En la novela Shogun, de James Clavell, hay un diálogo entre Yoshi Toranaga y John Blackthorne en la que el japonés admite como única razón válida para rebelarse contra tu señor legítimo el acabar triunfando en la rebelión.
En este sentido, la
rebelión de los territorios americanos de la Corona Española (no colonias,
puesto que eran parte de España, y como tales enviaron representantes a las
Cortes de Cádiz) quedó justificada por el triunfo final. Que los que
promovieron tales levantamientos lo hicieran por motivos elevados y altruistas
o, por el contrario, como agentes al servicio del Reino Unido, deseoso a la par
de perjudicar a España y encontrar un mercado dócil, es otro asunto.
Pero el que triunfaran
no implica que a los descendientes de los españoles de entonces nos tenga que
sentar bien tal rebelión. Menos aún si los pretendidos libertadores,
amén de ser criollos (esto es, blancos como la nieve, para nada mestizos y
menos aún indígenas), resultaron ser unos asesinos de masas con ningún
escrúpulo para quienes hasta cinco minutos antes, como quien dice, eran
compañeros de armas.

:::

- _TAREA BREVE 1_: Vuelve a escribir, por favor, el tramo del texto mostrado que va desde "En la novela" hasta "es otro asunto.".
- _TAREA BREVE 2_: Traduce al inglés esta oración del texto mostrado: «Pero el que triunfaran no implica que a los descendientes de los españoles de entonces nos tenga que sentar bien tal rebelión.»
Las entradas no guardan relación con el texto mostrado.

- _INFORMACIÓN PROPORCIONADA_:

:::

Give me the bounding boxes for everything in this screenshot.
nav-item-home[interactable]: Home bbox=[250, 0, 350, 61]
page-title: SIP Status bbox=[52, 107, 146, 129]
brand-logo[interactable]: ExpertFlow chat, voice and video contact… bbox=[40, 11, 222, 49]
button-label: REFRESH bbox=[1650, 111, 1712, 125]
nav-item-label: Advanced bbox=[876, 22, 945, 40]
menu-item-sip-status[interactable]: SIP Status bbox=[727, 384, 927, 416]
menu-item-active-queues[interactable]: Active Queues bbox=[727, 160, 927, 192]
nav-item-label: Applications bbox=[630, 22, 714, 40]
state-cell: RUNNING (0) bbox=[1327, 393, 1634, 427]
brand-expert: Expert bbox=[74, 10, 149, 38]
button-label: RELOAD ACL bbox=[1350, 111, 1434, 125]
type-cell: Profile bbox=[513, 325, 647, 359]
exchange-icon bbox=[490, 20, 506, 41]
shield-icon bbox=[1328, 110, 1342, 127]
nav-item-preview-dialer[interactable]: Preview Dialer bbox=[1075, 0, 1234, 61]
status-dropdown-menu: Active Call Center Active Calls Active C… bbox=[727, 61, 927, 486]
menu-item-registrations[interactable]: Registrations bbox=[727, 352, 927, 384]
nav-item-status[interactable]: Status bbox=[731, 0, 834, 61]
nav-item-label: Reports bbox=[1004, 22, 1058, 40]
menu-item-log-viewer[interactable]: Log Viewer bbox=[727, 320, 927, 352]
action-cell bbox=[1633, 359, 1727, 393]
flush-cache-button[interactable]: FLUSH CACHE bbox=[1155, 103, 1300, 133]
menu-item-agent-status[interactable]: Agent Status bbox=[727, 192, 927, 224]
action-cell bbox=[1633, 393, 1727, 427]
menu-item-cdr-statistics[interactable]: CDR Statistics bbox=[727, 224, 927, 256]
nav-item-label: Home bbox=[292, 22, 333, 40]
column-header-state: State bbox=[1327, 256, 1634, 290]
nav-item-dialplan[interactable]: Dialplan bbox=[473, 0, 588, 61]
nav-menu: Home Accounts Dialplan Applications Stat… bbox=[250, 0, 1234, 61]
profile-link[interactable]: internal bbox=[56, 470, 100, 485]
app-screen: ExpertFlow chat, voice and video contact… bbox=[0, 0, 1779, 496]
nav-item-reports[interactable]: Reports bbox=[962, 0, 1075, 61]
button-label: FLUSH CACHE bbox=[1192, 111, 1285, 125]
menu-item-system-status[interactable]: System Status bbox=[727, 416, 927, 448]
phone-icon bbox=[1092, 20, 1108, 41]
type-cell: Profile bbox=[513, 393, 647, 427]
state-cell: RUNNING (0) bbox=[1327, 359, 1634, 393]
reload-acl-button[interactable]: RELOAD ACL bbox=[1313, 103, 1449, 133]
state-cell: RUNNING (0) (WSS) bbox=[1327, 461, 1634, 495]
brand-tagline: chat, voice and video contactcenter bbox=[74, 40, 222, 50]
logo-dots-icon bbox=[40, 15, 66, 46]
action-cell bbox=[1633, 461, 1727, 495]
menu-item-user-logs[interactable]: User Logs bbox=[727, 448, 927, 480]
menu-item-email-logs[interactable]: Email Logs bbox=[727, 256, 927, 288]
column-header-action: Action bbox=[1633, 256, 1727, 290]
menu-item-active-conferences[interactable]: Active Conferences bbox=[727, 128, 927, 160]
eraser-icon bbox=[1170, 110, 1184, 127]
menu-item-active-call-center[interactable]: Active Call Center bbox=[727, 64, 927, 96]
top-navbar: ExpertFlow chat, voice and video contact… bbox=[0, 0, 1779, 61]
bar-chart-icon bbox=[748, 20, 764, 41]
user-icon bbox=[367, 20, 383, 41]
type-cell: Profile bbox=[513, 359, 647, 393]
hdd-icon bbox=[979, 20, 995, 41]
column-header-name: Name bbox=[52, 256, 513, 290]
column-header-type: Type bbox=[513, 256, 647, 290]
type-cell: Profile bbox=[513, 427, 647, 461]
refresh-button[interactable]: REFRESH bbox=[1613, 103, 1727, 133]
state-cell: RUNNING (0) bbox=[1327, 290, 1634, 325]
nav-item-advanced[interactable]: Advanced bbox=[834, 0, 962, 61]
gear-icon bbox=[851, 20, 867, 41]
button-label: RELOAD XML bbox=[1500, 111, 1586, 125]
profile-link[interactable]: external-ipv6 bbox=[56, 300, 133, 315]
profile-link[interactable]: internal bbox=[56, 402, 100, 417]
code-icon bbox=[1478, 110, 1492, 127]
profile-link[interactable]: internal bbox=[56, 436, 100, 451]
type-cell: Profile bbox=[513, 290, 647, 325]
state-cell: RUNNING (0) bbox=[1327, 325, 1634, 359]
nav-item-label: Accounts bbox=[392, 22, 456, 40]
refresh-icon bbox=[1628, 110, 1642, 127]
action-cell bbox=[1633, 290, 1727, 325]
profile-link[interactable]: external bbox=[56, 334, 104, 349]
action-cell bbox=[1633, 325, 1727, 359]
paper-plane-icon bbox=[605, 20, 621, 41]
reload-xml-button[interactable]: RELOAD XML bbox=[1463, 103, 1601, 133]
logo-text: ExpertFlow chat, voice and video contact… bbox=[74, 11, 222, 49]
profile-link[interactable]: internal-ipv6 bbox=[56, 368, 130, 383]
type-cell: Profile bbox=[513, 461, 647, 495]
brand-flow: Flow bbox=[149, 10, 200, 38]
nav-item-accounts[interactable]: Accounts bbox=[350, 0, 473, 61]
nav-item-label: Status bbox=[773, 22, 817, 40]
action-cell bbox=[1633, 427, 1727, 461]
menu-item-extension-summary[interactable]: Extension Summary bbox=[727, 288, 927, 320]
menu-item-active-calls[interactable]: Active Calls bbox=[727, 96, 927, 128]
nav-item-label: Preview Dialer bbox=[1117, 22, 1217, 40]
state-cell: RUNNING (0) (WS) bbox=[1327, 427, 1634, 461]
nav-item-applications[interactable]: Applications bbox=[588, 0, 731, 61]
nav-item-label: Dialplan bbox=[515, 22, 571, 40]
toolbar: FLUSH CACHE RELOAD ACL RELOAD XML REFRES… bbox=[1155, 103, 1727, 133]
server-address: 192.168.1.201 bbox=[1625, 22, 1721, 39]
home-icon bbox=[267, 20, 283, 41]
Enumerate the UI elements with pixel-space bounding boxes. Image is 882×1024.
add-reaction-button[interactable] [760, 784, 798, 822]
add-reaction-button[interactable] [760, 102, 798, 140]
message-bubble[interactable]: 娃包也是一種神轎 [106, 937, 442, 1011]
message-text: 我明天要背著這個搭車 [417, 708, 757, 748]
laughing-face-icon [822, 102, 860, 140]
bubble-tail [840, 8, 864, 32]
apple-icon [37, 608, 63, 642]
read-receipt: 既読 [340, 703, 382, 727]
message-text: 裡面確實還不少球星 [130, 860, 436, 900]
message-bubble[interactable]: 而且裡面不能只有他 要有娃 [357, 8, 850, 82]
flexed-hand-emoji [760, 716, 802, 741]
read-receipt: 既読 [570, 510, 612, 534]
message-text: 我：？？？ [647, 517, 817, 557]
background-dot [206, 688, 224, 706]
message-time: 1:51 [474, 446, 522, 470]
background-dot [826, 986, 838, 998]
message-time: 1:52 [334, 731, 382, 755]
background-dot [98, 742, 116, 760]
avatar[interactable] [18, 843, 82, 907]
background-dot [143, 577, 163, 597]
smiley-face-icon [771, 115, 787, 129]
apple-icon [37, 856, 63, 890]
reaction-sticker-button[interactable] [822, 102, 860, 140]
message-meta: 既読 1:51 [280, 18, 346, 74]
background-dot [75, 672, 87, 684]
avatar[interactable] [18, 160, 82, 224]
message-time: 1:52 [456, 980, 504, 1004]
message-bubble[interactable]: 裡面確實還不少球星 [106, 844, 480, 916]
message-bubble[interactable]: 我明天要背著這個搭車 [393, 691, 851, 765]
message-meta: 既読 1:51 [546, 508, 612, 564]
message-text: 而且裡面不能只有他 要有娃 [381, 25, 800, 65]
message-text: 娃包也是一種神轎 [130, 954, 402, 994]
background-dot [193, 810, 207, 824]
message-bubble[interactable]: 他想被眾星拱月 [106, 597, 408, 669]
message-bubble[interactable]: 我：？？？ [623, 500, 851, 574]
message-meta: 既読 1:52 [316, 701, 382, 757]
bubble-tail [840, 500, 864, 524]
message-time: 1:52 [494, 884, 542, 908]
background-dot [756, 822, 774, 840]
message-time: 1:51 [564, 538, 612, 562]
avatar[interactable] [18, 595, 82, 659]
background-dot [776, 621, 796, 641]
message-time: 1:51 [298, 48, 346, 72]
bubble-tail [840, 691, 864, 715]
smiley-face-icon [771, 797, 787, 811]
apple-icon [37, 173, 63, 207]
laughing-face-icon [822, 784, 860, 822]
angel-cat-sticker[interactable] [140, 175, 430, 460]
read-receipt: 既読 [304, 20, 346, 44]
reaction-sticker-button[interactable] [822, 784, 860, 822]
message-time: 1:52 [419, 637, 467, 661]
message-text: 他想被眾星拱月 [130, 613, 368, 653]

:::

- _RESPUESTA ESPERADA 1_:
En la novela Shogun, de James Clavell, hay un diálogo entre Yoshi Toranaga y John Blackthorne en la que el japonés admite como única razón válida para rebelarse contra tu señor legítimo el acabar triunfando en la rebelión.
En este sentido, la
rebelión de los territorios americanos de la Corona Española (no colonias,
puesto que eran parte de España, y como tales enviaron representantes a las
Cortes de Cádiz) quedó justificada por el triunfo final. Que los que
promovieron tales levantamientos lo hicieran por motivos elevados y altruistas
o, por el contrario, como agentes al servicio del Reino Unido, deseoso a la par
de perjudicar a España y encontrar un mercado dócil, es otro asunto.

- _RESPUESTA ESPERADA 2_: But the fact that they triumphed does not mean that we, the descendants of the Spaniards of that time, have to be pleased with such a rebellion.